_文書抜粋_

>>>

説明

温度補償式飛行時間型質量分析計

【課題】所望のレベルの質量精度を達成することができるようなTOFMSの素子に対する熱補償への解決策を提供する。
【解決手段】本発明の飛行時間型質量分析計は、少なくともイオン発生源(120)及びイオン検出器構成(160)を含む光学素子と、スペーサ(330)と、を有し、少なくとも一つの光学素子及びスペーサ(330)が異なる熱膨張係数を有する材料で作られ、ドリフト領域(140)の長さが変り、かつ温度で自己調整するように組合わされる。調整は、例えば、実質的に同じ質量対電荷比のイオンがシステムの中を通して一定の飛行時間を維持するように、他のイオン光学素子の熱膨張又は収縮から生ずる長さの変化を補償することである。これは、イオン光学素子について標準構成方法の使用を見込む。

【発明の詳細な説明】
【技術分野】
【0001】
本発明は、飛行時間型質量分析計に関し、特に質量分析計における温度変化を補償する方法及び装置に関する。

<<<

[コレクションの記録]
>>>

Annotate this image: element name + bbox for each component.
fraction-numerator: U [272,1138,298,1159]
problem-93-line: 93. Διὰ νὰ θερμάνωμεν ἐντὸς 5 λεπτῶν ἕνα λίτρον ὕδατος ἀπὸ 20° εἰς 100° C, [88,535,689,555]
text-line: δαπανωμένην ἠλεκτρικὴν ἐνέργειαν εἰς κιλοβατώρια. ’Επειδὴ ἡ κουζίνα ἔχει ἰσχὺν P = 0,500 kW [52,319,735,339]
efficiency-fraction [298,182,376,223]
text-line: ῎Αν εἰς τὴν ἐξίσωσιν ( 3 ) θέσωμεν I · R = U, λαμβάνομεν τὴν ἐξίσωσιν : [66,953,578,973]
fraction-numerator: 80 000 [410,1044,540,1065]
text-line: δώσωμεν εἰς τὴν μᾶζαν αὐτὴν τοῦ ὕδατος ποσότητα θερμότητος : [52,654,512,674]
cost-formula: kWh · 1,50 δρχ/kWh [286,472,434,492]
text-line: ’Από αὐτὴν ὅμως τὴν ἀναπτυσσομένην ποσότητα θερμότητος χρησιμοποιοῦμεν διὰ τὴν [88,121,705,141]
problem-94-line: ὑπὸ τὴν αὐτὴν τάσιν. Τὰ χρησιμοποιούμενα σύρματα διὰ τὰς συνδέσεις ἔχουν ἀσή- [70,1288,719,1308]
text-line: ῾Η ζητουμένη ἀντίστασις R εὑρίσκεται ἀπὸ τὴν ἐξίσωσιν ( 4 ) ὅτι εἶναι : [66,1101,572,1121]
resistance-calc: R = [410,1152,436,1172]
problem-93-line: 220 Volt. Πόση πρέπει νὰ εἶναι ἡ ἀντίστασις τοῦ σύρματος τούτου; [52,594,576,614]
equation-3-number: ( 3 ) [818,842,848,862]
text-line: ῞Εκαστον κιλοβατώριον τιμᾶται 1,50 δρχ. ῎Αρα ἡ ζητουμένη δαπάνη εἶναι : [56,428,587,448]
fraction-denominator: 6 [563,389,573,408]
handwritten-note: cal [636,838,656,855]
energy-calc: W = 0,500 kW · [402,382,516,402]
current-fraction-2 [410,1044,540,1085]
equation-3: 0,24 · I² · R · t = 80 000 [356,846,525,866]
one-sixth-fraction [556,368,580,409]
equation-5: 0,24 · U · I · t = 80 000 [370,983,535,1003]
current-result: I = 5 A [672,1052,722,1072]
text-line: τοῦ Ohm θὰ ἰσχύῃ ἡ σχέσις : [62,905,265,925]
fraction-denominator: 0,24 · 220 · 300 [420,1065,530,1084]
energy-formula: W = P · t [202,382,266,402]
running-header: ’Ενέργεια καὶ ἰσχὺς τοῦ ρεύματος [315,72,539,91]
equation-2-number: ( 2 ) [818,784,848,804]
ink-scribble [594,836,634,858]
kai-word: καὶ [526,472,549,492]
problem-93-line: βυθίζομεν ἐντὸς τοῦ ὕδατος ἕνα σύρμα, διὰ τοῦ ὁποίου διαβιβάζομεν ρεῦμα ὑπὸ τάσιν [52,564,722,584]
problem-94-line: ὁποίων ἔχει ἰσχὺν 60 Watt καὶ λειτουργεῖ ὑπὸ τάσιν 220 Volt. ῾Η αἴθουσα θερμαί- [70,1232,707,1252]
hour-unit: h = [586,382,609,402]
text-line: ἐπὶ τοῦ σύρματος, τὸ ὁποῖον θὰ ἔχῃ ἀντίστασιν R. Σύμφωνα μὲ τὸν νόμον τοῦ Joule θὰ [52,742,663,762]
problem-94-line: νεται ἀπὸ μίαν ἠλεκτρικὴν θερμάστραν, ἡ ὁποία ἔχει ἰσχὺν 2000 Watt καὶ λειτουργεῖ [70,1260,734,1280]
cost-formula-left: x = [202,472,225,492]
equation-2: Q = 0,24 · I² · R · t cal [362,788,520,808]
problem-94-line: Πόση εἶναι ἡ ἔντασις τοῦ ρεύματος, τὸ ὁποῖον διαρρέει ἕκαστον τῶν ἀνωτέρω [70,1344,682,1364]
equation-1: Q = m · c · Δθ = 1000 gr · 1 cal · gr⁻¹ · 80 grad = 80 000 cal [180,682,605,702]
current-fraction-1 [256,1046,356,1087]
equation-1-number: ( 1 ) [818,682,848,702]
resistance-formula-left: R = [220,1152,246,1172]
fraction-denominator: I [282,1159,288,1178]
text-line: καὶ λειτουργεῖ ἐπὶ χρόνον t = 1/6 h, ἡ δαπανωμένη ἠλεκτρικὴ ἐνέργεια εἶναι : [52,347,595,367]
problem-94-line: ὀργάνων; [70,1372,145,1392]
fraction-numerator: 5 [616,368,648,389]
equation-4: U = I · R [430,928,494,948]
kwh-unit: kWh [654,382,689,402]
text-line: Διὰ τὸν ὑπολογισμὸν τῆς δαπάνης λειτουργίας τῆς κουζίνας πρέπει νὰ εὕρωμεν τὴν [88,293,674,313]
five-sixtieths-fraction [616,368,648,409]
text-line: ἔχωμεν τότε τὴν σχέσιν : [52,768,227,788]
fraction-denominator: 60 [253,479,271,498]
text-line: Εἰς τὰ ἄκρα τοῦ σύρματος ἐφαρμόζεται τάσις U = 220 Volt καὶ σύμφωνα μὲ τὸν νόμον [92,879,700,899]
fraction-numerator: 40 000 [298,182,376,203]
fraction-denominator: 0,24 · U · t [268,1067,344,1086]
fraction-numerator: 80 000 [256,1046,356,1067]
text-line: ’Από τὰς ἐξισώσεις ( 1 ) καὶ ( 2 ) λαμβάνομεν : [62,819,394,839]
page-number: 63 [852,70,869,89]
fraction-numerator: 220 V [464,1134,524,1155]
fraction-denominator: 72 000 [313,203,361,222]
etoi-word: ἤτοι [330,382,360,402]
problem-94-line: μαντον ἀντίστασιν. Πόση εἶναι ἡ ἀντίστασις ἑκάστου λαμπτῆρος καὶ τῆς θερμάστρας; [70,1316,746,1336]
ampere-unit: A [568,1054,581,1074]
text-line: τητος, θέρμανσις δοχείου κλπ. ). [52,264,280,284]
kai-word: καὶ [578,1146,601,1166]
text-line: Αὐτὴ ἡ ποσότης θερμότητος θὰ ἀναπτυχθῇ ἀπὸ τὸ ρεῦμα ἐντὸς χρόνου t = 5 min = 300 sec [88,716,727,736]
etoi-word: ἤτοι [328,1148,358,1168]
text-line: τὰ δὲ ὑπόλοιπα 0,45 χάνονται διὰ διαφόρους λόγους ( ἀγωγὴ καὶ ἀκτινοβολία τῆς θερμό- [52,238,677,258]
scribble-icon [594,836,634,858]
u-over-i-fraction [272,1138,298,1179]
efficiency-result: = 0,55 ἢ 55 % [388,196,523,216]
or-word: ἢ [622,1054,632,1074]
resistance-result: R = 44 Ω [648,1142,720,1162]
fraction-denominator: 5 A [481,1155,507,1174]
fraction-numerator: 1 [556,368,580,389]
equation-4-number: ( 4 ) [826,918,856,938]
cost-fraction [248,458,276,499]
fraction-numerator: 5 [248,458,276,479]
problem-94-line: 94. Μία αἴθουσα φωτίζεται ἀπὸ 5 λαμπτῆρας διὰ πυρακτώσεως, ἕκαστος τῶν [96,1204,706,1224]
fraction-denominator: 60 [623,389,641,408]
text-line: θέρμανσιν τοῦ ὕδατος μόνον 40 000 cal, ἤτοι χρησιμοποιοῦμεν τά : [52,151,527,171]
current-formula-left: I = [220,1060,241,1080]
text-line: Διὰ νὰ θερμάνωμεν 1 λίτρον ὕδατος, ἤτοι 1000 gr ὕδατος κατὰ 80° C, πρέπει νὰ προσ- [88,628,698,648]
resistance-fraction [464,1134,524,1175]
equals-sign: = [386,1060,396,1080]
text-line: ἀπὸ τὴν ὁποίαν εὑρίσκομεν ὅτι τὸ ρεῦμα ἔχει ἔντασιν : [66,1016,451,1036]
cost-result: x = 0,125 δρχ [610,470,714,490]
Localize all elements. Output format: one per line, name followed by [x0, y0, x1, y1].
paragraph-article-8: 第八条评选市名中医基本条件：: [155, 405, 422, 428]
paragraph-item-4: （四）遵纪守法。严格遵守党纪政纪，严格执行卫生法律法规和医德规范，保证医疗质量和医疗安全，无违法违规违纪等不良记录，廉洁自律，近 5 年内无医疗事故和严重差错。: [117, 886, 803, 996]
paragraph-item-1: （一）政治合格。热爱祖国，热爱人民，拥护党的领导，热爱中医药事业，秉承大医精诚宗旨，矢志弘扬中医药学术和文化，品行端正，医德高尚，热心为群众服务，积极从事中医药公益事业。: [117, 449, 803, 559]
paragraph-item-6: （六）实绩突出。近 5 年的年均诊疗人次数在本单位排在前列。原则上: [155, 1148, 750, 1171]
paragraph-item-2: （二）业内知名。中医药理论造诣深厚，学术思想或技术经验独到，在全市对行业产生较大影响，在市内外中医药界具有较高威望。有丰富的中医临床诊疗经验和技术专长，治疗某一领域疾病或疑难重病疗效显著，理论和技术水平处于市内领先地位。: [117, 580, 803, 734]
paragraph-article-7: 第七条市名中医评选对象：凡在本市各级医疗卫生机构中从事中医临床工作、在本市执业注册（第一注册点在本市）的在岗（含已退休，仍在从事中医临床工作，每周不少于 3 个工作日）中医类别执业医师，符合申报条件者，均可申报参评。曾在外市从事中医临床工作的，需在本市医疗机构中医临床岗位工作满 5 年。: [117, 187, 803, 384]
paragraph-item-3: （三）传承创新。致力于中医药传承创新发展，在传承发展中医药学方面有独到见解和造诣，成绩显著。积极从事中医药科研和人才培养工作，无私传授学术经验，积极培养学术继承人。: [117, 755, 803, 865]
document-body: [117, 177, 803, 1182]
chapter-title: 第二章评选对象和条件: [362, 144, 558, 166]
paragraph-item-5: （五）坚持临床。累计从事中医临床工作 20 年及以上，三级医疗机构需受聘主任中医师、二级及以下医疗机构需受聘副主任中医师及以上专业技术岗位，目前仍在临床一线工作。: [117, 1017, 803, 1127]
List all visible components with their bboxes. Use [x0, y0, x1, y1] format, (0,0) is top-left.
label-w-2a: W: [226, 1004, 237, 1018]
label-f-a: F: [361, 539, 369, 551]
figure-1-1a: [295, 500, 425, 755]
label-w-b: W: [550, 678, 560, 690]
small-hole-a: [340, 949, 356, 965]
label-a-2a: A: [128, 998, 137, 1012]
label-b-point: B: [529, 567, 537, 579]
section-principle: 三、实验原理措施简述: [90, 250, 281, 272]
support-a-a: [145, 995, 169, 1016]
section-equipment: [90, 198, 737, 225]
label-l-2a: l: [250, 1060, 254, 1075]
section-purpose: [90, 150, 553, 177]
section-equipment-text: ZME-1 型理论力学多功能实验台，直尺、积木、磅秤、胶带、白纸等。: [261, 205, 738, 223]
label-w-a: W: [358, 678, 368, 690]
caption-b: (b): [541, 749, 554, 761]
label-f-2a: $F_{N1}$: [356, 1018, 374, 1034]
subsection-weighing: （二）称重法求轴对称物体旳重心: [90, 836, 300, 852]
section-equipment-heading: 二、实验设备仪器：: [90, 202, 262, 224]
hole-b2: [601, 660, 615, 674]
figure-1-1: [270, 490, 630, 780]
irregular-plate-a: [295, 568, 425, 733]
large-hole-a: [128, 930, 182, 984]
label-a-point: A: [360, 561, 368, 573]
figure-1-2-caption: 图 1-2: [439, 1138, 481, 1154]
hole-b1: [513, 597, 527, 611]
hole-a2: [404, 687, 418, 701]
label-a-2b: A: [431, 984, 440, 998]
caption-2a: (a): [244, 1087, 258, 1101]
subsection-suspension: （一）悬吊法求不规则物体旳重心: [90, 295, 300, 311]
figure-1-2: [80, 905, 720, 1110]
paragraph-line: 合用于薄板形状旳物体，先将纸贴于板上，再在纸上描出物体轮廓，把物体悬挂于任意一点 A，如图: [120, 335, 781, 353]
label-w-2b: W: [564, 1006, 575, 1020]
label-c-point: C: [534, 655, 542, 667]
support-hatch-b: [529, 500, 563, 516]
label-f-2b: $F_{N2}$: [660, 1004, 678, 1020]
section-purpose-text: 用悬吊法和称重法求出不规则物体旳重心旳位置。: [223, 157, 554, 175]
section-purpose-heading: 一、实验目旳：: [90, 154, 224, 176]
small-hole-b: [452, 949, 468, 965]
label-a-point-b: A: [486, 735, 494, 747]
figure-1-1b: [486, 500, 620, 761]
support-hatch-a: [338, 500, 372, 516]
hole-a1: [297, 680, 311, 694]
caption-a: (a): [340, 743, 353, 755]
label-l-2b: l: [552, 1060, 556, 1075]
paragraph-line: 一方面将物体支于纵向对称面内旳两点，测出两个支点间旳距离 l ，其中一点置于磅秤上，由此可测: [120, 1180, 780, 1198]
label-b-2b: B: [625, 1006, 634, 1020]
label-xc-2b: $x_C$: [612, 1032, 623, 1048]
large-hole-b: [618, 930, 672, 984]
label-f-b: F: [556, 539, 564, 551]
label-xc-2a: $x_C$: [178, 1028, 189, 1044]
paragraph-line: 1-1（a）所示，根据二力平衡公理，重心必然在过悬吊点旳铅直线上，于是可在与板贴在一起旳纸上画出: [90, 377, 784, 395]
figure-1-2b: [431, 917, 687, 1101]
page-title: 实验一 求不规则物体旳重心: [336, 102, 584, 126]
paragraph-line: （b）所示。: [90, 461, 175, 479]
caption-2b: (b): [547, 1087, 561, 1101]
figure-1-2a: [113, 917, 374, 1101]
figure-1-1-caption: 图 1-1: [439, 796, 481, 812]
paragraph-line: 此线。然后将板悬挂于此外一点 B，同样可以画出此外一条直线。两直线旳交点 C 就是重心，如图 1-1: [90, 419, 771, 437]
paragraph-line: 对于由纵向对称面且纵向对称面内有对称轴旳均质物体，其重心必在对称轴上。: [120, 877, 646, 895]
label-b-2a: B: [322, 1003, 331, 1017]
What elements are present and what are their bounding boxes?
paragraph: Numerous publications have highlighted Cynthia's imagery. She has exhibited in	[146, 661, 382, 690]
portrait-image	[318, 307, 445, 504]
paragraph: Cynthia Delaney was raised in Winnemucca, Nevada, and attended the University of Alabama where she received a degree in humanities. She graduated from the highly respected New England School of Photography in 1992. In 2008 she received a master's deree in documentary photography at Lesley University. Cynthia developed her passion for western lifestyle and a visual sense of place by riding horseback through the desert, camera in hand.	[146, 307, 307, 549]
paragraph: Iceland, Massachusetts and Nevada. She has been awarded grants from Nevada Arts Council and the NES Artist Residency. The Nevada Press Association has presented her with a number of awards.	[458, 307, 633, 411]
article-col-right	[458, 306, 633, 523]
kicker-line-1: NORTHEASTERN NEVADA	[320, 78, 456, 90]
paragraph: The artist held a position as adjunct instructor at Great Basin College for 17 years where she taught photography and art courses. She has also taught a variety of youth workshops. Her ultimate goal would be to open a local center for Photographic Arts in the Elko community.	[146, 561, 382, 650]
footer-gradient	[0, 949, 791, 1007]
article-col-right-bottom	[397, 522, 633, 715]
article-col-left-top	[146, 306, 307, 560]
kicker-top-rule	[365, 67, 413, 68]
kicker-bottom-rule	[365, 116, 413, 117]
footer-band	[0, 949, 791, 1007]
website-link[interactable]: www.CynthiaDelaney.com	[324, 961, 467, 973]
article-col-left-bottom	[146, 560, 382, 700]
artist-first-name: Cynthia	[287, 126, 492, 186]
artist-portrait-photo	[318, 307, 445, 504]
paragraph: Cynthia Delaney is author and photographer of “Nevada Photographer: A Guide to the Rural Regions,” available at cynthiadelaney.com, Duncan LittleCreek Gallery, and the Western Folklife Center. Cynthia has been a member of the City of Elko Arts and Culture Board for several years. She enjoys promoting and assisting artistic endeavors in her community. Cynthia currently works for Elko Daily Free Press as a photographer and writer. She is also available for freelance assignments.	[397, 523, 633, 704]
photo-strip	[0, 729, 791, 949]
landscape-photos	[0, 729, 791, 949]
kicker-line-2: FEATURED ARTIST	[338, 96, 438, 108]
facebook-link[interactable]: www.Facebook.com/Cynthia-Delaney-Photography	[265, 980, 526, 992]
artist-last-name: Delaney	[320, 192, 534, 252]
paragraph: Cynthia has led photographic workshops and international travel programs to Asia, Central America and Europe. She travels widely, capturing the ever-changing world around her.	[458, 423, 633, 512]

<<<

_設問_
- A) 温度補償式飛行時間型質量分析計の文書について答えてください。
(i) 光学素子には少なくとも何が含まれますか？
(ii) 少なくとも一つの光学素子とスペーサ(330)は、どのような材料で作られますか？
(iii) 【技術分野】によれば、本発明は特に何に関するものですか？
- B) 温度補償式飛行時間型質量分析計の文書を、最後の文の後から書き継いでください。

_解答_
- A)
(i) イオン発生源(120)及びイオン検出器構成(160)
(ii) 異なる熱膨張係数を有する材料
(iii) 質量分析計における温度変化を補償する方法及び装置

- B)
【背景技術】
【0002】
飛行時間型質量分析計(TOFMS)は、異なる質量対電荷比のイオンが、特定の運動エネルギーに加速されたイオンのパケットが質量対電荷比に従って規定距離にわたって分離されるように異なる速度で移動するという原理に基づく。規定距離の終端でイオンの到着時間を検出することによって、質量スペクトルを得ることができる。
【0003】
直交TOFMSsは、イオンの連続するパケットが運動エネルギーに加速され、それらの質量対電荷比に従って飛行が分離され、次いで検出されるような、いわゆるサイクリック・モードで動作する。各サイクルにおける完全な時間スペクトルが検出され、その結果がヒストグラムに加えられる。
【0004】
特定の質量対電荷比のイオンは、或る範囲の到達時間で検出器に到達することが観測された。到達時間の範囲は、イオン源の出力での抽出場の位置、及び初期運動エネルギーの影響によることがあり、このことは、結局、分解能を減じてしまう。
【0005】
TOFMSで高い質量精度を維持するために、質量分析計の較正の高い安定性が維持されなければならない。これは、実質的に同じ質量のイオンの飛行時間が時間がたつにつれて実質的に一定でなければならないことを意味する。実質的に同じ質量のイオンの飛行時間は、温度によって影響を及ぼされることがある。計器の光学素子を構成する材料は、温度が変化すると熱膨張又は熱収縮を受ける。熱膨張又は熱収縮は、長さと電界勾配の両方に影響を及ぼし、長さと電界勾配は、質量分析計の中を通るイオンの飛行時間に影響を及ぼす。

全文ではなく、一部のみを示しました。